═══ RECORD SET ═══
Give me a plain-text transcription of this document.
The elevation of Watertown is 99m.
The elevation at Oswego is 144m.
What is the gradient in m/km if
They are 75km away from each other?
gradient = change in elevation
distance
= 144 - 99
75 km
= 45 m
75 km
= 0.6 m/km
═══
TASK TO CARRY OUT - Reproduce the material verbatim, line by line.

ANSWER TO THIS PROBLEM -
Give me a plain-text transcription of this document.
The elevation of Watertown is 99m.
The elevation at Oswego is 144m.
What is the gradient in m/km if
They are 75km away from each other?
gradient = change in elevation
distance
= 144 - 99
75 km
= 45 m
75 km
= 0.6 m/km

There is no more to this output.